◆ Reading passage:
<<<<

By Evelyn Long - Contributing Columnist



It was a strange word to me but after reading about the event that took place in Cardington in 1914, I learned that Chautauquas were quite popular with small towns.

During June and July, 1914, plans were underway for the very first Chautauqua in Cardington. The six day event was to feature a famous “unnamed” governor, world reknown writer, critic, artist, and lecturer, a brillian replica of Sam Jones, a gifted preacher and rousing school teacher, a monologist, two gifted women speakers, two remarkable impersonators, two musical specialists, three violins, three male vocal soloists, five soprano soloists, five rolicking concerts, a band /orchestra and the Royal Welsh Ladies Choir, all coming to Cardington.

The Chautauqua was held in a big tent on the Mills Field. “If when coming in the afternoon session, you care to you can bring your suppers and at the supper hour can have a basket picnic along the Olentangy River back of the big tent or can eat in the city park.”

>>>>

◆ Exercise instructions: According to the column on the Cardington Chautauqua, where was the event held? Answer from the column on the Cardington Chautauqua alone.

◆ Extracted entries:

<<<<

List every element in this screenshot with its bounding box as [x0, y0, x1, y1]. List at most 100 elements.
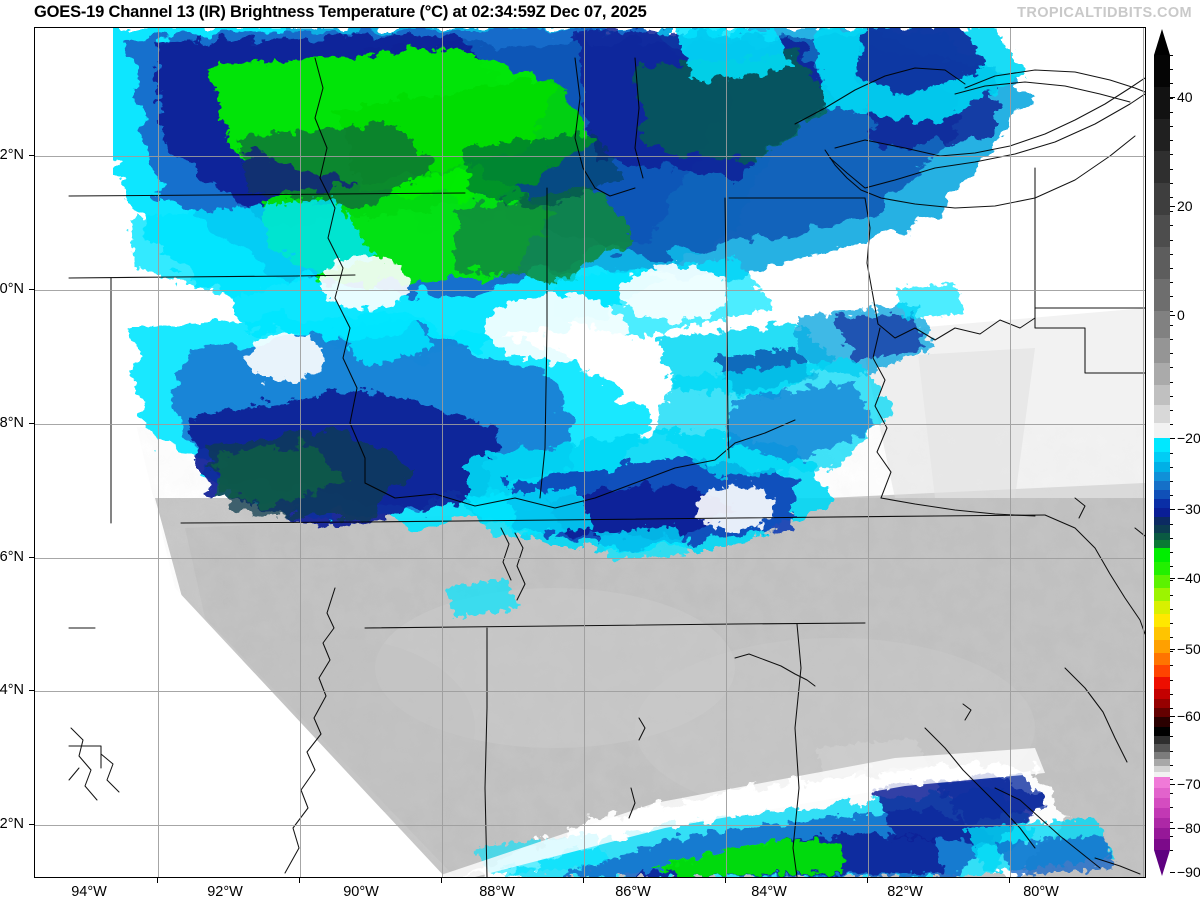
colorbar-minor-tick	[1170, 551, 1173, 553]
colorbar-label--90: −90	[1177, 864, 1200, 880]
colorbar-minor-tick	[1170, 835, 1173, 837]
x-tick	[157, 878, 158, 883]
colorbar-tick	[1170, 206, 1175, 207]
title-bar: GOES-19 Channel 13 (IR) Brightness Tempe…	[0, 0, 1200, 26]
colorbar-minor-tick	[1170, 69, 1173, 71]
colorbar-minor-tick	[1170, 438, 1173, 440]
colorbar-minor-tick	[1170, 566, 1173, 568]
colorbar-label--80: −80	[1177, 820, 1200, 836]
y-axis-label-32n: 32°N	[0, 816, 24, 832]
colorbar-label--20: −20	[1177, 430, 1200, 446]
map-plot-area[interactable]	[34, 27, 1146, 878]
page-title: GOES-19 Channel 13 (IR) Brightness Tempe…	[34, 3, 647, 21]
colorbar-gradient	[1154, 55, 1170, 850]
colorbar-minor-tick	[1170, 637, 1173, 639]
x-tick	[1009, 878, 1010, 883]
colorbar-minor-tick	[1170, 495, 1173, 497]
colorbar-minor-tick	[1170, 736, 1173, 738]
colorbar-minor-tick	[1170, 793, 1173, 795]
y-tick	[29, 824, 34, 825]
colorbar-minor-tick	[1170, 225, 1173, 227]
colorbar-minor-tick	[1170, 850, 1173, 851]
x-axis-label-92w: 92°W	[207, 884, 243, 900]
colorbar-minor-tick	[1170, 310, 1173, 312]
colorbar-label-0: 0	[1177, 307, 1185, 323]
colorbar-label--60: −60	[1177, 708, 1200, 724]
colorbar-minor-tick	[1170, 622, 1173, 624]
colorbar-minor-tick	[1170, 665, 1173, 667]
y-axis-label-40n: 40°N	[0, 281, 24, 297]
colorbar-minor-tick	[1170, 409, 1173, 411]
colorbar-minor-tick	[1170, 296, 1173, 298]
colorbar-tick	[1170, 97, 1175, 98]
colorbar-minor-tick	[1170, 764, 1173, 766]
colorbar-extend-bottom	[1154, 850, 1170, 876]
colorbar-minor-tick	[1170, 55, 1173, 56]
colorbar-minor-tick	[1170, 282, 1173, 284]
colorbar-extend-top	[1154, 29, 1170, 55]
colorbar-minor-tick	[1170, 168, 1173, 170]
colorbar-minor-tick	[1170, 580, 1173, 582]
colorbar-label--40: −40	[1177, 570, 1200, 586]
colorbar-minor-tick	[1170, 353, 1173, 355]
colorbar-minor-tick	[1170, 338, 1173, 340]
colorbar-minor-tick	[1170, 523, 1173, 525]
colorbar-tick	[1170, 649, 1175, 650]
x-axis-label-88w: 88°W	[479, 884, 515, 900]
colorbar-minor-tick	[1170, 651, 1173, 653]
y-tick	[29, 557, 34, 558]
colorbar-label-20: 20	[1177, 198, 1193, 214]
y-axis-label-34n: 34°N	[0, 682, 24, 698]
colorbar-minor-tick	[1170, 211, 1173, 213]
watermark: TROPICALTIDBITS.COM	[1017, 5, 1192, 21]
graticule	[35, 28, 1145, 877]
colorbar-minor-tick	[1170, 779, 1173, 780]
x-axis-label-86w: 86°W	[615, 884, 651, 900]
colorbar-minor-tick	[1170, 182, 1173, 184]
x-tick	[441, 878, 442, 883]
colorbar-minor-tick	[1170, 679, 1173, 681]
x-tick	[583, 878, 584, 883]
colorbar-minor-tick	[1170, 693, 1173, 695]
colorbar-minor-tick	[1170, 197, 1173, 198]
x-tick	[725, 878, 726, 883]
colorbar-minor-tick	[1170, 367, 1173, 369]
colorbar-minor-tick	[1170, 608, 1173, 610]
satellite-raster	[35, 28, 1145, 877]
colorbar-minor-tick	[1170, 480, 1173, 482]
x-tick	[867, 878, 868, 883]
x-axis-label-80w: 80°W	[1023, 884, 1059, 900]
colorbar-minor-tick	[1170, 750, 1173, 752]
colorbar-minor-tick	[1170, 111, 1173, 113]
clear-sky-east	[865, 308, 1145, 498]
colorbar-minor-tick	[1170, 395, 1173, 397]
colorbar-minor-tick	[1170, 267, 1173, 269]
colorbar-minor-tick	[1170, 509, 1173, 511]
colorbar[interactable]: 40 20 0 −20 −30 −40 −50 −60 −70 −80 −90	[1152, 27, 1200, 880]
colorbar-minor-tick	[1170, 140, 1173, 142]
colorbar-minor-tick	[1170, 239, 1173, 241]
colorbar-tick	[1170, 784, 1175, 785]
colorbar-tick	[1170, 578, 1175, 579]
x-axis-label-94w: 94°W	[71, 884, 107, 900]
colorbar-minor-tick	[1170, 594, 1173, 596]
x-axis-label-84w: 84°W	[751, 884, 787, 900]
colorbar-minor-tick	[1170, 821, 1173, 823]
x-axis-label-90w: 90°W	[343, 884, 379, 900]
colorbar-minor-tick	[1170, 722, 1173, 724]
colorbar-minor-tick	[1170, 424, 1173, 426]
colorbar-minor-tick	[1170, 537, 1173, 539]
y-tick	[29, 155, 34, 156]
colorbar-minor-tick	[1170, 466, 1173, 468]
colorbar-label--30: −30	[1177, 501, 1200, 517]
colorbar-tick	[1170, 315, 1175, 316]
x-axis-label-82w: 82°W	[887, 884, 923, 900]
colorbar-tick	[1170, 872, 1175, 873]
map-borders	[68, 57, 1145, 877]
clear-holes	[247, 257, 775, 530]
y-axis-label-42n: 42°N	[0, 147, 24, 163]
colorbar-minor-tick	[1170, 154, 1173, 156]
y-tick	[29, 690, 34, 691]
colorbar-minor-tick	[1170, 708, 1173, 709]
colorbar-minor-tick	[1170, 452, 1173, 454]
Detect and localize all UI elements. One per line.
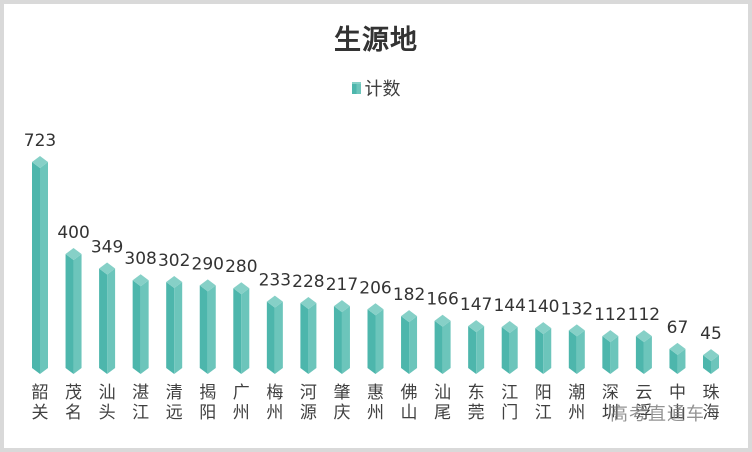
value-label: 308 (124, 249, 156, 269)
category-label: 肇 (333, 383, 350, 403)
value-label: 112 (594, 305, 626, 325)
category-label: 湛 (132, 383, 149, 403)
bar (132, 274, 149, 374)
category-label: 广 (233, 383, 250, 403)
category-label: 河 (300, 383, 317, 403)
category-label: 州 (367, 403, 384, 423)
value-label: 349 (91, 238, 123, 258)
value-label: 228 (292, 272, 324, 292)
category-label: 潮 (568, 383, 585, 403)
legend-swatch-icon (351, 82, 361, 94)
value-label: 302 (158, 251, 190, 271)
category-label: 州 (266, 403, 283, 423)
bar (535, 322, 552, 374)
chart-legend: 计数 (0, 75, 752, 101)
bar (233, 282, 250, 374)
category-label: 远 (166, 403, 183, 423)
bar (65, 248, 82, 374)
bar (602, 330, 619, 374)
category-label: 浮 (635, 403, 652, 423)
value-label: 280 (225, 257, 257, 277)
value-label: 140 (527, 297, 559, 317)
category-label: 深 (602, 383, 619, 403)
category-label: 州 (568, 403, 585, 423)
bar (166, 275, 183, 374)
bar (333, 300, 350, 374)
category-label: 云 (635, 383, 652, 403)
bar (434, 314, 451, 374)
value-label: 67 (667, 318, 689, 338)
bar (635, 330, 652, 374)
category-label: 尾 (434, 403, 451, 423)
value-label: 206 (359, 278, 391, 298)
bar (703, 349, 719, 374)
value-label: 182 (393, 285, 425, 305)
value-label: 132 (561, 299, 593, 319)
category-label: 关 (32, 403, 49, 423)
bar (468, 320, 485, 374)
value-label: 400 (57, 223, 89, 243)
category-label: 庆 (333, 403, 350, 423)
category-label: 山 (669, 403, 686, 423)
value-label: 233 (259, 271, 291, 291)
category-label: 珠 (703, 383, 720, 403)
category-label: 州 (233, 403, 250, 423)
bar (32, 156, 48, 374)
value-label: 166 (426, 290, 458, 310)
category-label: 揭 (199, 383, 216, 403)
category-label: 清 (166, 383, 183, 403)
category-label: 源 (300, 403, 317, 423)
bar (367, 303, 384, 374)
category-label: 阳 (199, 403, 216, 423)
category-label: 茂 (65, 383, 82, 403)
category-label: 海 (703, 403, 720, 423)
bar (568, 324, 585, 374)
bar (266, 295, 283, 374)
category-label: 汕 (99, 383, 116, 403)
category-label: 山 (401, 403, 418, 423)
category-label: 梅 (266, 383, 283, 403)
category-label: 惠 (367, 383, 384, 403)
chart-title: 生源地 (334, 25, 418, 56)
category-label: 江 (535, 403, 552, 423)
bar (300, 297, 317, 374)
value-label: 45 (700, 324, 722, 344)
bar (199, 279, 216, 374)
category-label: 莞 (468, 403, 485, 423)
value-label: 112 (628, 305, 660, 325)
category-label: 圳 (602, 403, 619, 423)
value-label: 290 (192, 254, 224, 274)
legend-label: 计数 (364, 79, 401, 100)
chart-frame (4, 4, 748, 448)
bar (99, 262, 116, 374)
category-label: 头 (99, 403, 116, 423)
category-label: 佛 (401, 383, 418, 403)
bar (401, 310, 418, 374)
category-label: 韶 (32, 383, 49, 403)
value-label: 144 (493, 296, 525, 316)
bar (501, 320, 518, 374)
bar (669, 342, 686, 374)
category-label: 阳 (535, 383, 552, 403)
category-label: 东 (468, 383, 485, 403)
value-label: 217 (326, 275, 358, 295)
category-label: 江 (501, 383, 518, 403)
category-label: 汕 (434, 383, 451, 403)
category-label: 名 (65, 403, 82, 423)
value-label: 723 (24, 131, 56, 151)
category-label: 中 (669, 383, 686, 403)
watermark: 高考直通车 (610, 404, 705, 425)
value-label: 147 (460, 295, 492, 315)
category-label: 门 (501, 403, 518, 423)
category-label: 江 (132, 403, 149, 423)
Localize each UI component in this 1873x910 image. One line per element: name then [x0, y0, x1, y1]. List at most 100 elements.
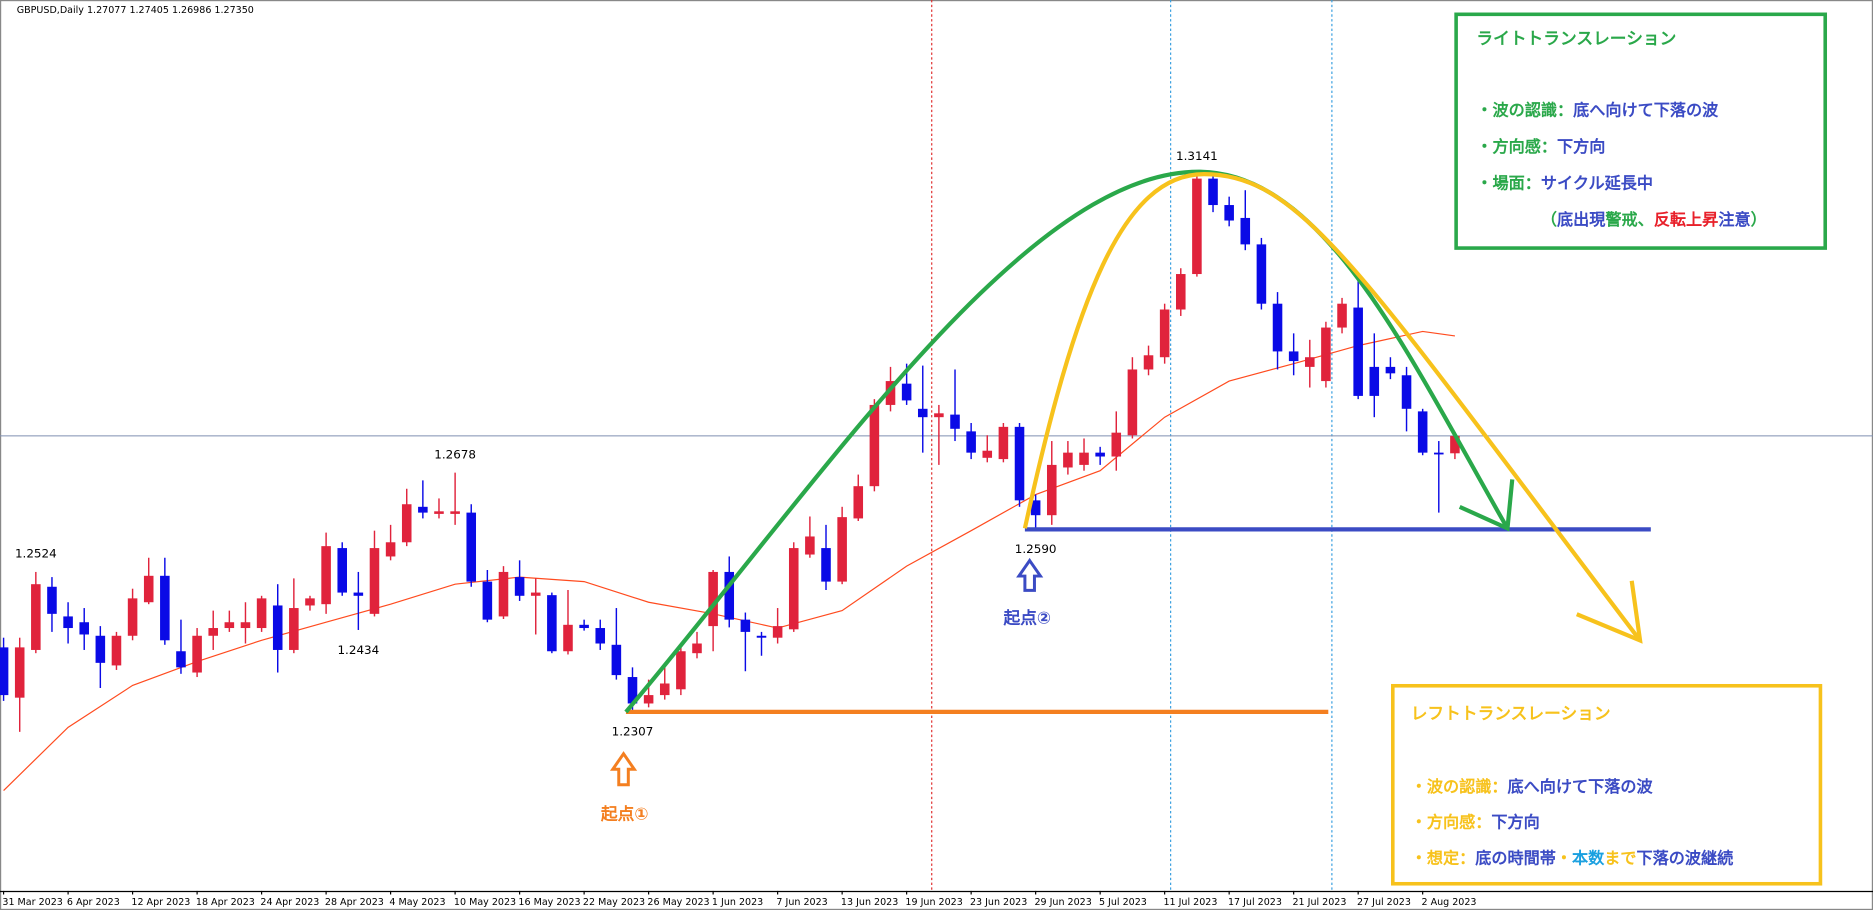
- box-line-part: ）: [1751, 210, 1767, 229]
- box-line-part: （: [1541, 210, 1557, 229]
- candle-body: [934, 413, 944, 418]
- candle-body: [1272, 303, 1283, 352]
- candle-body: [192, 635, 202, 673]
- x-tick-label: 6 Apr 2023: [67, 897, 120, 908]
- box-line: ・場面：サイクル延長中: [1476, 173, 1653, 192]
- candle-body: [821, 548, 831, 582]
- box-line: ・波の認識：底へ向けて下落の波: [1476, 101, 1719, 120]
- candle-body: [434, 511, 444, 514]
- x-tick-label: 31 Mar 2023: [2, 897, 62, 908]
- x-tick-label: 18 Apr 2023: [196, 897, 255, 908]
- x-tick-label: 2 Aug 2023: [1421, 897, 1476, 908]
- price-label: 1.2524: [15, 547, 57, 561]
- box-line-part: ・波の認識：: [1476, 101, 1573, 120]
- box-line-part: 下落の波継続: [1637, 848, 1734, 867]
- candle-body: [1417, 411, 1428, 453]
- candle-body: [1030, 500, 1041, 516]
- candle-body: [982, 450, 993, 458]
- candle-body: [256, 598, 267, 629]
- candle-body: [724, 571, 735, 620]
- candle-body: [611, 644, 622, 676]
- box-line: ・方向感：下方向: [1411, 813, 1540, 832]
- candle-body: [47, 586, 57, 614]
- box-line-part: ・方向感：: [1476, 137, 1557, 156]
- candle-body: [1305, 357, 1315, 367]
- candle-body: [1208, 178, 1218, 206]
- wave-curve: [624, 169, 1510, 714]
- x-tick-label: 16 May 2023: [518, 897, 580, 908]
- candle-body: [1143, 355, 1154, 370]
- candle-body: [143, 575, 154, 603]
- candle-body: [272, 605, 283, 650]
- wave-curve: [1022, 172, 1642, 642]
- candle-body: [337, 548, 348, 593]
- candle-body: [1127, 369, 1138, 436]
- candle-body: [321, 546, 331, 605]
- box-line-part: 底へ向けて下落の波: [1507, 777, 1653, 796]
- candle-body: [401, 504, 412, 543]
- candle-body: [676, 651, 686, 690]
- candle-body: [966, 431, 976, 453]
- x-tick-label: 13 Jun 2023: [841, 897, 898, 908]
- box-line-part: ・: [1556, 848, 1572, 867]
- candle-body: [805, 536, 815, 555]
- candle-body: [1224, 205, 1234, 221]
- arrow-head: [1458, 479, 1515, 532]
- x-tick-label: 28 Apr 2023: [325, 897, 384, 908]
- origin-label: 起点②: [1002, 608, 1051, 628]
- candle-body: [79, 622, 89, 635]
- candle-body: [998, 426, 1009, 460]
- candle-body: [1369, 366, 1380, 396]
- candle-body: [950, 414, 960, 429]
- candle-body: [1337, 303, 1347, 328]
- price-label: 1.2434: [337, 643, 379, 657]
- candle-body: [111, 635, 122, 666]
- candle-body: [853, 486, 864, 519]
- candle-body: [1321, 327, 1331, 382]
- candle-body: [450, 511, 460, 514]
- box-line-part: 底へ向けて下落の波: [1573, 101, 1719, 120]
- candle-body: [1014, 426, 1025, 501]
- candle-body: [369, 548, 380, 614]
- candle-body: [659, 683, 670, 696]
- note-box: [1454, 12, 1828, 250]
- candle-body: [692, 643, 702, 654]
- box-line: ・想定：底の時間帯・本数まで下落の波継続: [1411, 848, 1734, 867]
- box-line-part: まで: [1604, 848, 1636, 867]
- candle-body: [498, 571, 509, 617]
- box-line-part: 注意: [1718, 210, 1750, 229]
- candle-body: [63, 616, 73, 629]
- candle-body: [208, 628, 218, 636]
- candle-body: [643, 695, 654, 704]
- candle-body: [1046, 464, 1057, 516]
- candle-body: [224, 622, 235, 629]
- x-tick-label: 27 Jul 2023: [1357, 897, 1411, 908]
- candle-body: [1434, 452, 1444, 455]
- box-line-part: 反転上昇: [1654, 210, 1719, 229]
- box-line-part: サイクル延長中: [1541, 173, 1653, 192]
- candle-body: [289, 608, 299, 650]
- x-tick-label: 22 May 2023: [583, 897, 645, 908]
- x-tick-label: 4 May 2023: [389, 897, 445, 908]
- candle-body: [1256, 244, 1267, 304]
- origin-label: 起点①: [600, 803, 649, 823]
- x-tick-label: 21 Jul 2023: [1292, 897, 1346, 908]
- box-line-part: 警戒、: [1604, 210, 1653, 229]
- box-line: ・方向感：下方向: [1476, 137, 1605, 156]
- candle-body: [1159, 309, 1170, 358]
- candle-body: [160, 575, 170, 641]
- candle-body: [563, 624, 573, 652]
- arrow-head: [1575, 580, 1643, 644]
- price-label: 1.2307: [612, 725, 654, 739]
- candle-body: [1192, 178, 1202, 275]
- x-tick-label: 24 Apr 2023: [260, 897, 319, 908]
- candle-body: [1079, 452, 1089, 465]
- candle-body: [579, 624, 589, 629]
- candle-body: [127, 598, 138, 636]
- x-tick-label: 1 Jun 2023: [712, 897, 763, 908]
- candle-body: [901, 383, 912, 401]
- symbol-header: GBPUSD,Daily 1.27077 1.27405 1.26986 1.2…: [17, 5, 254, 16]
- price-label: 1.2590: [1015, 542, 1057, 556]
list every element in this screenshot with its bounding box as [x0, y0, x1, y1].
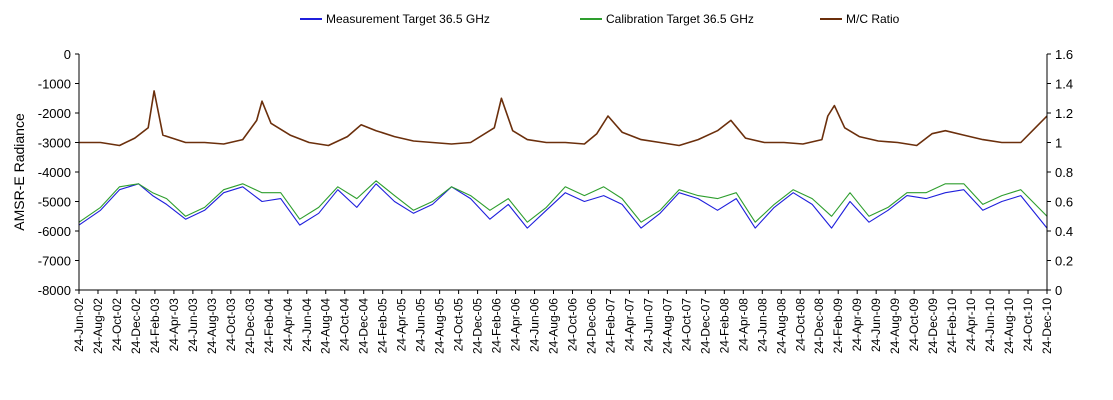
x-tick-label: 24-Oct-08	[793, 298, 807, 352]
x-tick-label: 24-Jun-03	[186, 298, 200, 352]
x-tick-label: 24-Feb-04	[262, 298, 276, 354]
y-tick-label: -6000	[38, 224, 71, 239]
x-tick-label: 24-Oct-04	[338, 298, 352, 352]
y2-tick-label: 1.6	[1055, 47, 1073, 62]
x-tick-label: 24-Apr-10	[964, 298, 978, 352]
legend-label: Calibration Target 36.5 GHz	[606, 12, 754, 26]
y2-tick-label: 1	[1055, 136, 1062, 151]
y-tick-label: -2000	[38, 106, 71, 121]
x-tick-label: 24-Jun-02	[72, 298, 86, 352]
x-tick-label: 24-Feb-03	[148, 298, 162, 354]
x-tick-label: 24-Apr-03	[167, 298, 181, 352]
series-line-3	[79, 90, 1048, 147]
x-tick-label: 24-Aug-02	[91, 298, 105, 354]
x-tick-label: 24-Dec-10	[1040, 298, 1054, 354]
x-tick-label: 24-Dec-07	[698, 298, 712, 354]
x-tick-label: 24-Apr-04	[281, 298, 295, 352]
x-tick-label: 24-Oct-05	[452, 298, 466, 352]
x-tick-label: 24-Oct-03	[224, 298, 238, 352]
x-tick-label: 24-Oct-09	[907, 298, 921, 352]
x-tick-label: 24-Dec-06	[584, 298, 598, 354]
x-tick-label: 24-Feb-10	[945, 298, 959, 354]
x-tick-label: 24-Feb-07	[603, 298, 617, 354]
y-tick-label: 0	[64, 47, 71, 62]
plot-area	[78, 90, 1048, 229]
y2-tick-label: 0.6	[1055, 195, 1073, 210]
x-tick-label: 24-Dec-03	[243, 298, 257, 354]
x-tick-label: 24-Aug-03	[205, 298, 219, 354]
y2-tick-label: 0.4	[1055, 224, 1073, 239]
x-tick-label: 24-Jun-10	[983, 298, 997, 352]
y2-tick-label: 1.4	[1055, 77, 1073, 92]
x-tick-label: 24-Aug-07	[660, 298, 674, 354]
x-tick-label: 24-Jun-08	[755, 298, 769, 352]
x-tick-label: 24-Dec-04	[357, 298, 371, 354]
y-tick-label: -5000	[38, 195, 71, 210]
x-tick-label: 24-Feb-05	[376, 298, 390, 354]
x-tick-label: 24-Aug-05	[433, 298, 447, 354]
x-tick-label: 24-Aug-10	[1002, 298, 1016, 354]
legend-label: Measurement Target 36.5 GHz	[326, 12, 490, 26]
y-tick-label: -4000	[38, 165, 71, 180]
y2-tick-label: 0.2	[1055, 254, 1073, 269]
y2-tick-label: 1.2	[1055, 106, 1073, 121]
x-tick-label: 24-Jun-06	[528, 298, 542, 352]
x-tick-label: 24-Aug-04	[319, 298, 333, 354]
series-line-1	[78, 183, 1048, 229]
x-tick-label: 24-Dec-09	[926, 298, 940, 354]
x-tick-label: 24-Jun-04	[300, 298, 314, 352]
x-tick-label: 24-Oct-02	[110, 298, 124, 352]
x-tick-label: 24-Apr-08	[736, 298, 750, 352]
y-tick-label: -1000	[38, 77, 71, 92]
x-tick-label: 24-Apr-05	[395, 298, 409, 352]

>>>>

◆ Finished task: It was held in a big tent on the Mills Field.